WHAT THE EXERCISE ASKS
Each line that holds the word "均不符合题意" is to be identified and copied.

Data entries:
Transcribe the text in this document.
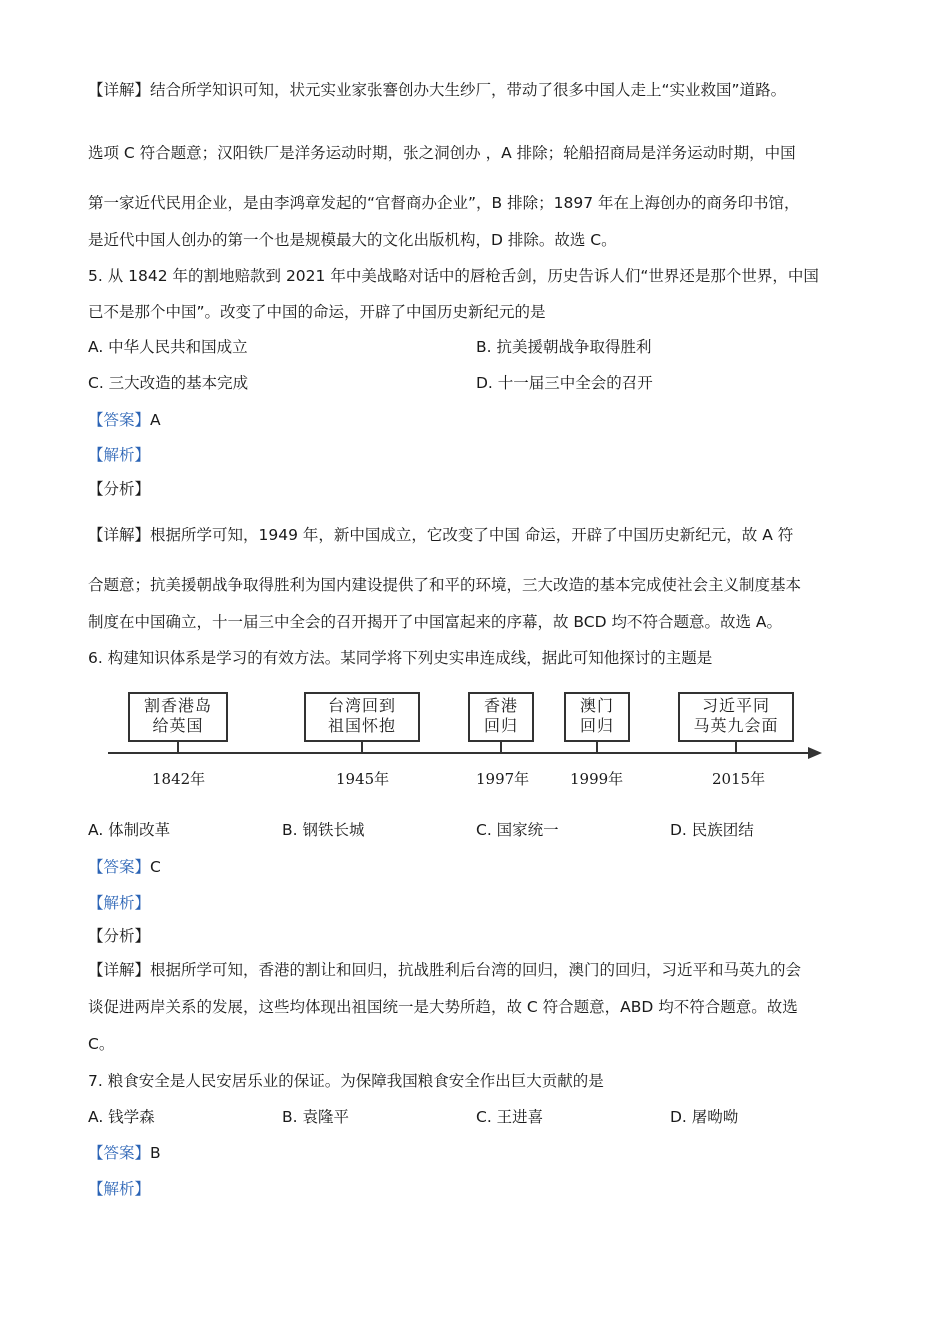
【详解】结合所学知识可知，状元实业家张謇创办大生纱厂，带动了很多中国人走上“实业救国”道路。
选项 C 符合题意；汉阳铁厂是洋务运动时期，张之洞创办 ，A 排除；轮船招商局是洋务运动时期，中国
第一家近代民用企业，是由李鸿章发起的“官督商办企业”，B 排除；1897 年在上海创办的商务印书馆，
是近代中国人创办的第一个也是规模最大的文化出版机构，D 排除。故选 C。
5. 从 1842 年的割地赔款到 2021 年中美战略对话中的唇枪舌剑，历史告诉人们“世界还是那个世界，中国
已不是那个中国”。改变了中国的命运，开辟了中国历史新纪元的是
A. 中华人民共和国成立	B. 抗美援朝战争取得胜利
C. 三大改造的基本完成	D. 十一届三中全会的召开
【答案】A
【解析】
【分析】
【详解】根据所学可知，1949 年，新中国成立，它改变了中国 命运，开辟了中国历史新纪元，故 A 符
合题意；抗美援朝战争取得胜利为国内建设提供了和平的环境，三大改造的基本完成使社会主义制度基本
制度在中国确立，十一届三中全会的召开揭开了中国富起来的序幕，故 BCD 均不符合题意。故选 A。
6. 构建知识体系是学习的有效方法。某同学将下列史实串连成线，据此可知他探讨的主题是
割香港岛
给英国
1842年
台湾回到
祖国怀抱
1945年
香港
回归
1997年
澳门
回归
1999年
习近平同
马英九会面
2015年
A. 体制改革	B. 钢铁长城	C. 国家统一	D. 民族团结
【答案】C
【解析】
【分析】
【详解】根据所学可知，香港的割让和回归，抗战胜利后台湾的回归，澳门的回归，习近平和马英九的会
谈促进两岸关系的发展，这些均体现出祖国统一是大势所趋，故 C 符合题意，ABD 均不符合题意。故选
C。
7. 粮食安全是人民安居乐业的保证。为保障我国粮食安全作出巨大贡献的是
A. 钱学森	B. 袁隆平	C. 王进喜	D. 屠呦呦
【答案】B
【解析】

THE RESPONSE
制度在中国确立，十一届三中全会的召开揭开了中国富起来的序幕，故 BCD 均不符合题意。故选 A。
谈促进两岸关系的发展，这些均体现出祖国统一是大势所趋，故 C 符合题意，ABD 均不符合题意。故选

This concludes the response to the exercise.